> **Task requirements**
All of the data must be printed exactly; please include every line.
# # #
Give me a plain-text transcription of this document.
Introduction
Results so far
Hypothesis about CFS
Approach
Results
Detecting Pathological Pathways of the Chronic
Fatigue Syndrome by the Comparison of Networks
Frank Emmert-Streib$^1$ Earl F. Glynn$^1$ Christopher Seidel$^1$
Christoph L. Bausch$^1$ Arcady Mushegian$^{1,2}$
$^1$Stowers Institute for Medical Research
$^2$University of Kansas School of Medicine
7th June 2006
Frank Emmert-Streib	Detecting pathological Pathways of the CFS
# # #
> **Output below**
Give me a plain-text transcription of this document.
Introduction
Results so far
Hypothesis about CFS
Approach
Results
Detecting Pathological Pathways of the Chronic
Fatigue Syndrome by the Comparison of Networks
Frank Emmert-Streib$^1$ Earl F. Glynn$^1$ Christopher Seidel$^1$
Christoph L. Bausch$^1$ Arcady Mushegian$^{1,2}$
$^1$Stowers Institute for Medical Research
$^2$University of Kansas School of Medicine
7th June 2006
Frank Emmert-Streib	Detecting pathological Pathways of the CFS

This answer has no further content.